-- BEGIN --

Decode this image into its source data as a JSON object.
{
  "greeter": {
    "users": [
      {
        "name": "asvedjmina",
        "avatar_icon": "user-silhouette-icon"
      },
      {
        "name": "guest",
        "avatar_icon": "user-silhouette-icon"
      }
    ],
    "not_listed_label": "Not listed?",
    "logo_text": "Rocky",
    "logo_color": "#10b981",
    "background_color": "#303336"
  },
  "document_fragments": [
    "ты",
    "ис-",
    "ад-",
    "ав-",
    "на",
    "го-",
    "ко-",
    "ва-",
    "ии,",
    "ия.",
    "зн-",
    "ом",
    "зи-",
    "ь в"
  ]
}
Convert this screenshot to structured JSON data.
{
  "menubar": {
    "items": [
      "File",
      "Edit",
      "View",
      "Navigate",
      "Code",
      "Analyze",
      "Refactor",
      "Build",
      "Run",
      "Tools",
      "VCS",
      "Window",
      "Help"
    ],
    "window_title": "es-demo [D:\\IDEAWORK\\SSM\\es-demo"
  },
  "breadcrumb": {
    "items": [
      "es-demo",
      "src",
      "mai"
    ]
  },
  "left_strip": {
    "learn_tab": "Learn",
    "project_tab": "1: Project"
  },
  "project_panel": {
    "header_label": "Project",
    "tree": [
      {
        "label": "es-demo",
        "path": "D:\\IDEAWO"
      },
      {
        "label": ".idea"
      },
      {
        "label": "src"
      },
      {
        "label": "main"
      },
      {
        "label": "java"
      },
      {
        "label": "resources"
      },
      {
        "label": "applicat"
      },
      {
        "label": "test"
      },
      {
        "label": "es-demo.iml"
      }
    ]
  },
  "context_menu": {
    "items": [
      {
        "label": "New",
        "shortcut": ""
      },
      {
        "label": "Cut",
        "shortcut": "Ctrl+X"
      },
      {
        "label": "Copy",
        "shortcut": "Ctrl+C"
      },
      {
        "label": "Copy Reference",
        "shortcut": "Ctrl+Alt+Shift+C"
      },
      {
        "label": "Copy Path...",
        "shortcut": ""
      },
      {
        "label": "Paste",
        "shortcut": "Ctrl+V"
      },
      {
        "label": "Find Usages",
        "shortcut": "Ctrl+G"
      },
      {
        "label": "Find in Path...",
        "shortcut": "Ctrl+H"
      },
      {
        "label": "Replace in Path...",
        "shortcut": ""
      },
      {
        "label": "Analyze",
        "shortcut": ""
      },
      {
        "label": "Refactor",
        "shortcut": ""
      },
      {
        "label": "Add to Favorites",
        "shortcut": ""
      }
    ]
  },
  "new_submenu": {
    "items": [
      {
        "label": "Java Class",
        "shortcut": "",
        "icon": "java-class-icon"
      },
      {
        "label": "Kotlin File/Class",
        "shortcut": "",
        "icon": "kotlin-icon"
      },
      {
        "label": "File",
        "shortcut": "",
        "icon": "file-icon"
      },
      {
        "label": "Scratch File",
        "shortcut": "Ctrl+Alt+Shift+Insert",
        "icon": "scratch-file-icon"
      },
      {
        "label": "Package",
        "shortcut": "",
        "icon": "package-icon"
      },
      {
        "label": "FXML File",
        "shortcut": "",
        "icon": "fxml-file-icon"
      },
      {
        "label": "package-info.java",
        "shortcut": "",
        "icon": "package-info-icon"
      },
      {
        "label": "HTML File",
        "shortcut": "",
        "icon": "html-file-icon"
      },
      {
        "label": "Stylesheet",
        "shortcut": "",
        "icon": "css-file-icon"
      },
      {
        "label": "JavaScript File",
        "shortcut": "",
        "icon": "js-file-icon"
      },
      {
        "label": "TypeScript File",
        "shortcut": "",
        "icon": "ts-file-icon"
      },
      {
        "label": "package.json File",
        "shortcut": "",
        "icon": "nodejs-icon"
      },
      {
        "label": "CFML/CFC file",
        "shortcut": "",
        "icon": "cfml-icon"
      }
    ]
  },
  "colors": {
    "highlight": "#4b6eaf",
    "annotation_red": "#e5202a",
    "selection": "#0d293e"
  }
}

-- END --

Return the lines above exactly, keeping every word.

Decode this image into its source data as a JSON object.
{
  "greeter": {
    "users": [
      {
        "name": "asvedjmina",
        "avatar_icon": "user-silhouette-icon"
      },
      {
        "name": "guest",
        "avatar_icon": "user-silhouette-icon"
      }
    ],
    "not_listed_label": "Not listed?",
    "logo_text": "Rocky",
    "logo_color": "#10b981",
    "background_color": "#303336"
  },
  "document_fragments": [
    "ты",
    "ис-",
    "ад-",
    "ав-",
    "на",
    "го-",
    "ко-",
    "ва-",
    "ии,",
    "ия.",
    "зн-",
    "ом",
    "зи-",
    "ь в"
  ]
}
Convert this screenshot to structured JSON data.
{
  "menubar": {
    "items": [
      "File",
      "Edit",
      "View",
      "Navigate",
      "Code",
      "Analyze",
      "Refactor",
      "Build",
      "Run",
      "Tools",
      "VCS",
      "Window",
      "Help"
    ],
    "window_title": "es-demo [D:\\IDEAWORK\\SSM\\es-demo"
  },
  "breadcrumb": {
    "items": [
      "es-demo",
      "src",
      "mai"
    ]
  },
  "left_strip": {
    "learn_tab": "Learn",
    "project_tab": "1: Project"
  },
  "project_panel": {
    "header_label": "Project",
    "tree": [
      {
        "label": "es-demo",
        "path": "D:\\IDEAWO"
      },
      {
        "label": ".idea"
      },
      {
        "label": "src"
      },
      {
        "label": "main"
      },
      {
        "label": "java"
      },
      {
        "label": "resources"
      },
      {
        "label": "applicat"
      },
      {
        "label": "test"
      },
      {
        "label": "es-demo.iml"
      }
    ]
  },
  "context_menu": {
    "items": [
      {
        "label": "New",
        "shortcut": ""
      },
      {
        "label": "Cut",
        "shortcut": "Ctrl+X"
      },
      {
        "label": "Copy",
        "shortcut": "Ctrl+C"
      },
      {
        "label": "Copy Reference",
        "shortcut": "Ctrl+Alt+Shift+C"
      },
      {
        "label": "Copy Path...",
        "shortcut": ""
      },
      {
        "label": "Paste",
        "shortcut": "Ctrl+V"
      },
      {
        "label": "Find Usages",
        "shortcut": "Ctrl+G"
      },
      {
        "label": "Find in Path...",
        "shortcut": "Ctrl+H"
      },
      {
        "label": "Replace in Path...",
        "shortcut": ""
      },
      {
        "label": "Analyze",
        "shortcut": ""
      },
      {
        "label": "Refactor",
        "shortcut": ""
      },
      {
        "label": "Add to Favorites",
        "shortcut": ""
      }
    ]
  },
  "new_submenu": {
    "items": [
      {
        "label": "Java Class",
        "shortcut": "",
        "icon": "java-class-icon"
      },
      {
        "label": "Kotlin File/Class",
        "shortcut": "",
        "icon": "kotlin-icon"
      },
      {
        "label": "File",
        "shortcut": "",
        "icon": "file-icon"
      },
      {
        "label": "Scratch File",
        "shortcut": "Ctrl+Alt+Shift+Insert",
        "icon": "scratch-file-icon"
      },
      {
        "label": "Package",
        "shortcut": "",
        "icon": "package-icon"
      },
      {
        "label": "FXML File",
        "shortcut": "",
        "icon": "fxml-file-icon"
      },
      {
        "label": "package-info.java",
        "shortcut": "",
        "icon": "package-info-icon"
      },
      {
        "label": "HTML File",
        "shortcut": "",
        "icon": "html-file-icon"
      },
      {
        "label": "Stylesheet",
        "shortcut": "",
        "icon": "css-file-icon"
      },
      {
        "label": "JavaScript File",
        "shortcut": "",
        "icon": "js-file-icon"
      },
      {
        "label": "TypeScript File",
        "shortcut": "",
        "icon": "ts-file-icon"
      },
      {
        "label": "package.json File",
        "shortcut": "",
        "icon": "nodejs-icon"
      },
      {
        "label": "CFML/CFC file",
        "shortcut": "",
        "icon": "cfml-icon"
      }
    ]
  },
  "colors": {
    "highlight": "#4b6eaf",
    "annotation_red": "#e5202a",
    "selection": "#0d293e"
  }
}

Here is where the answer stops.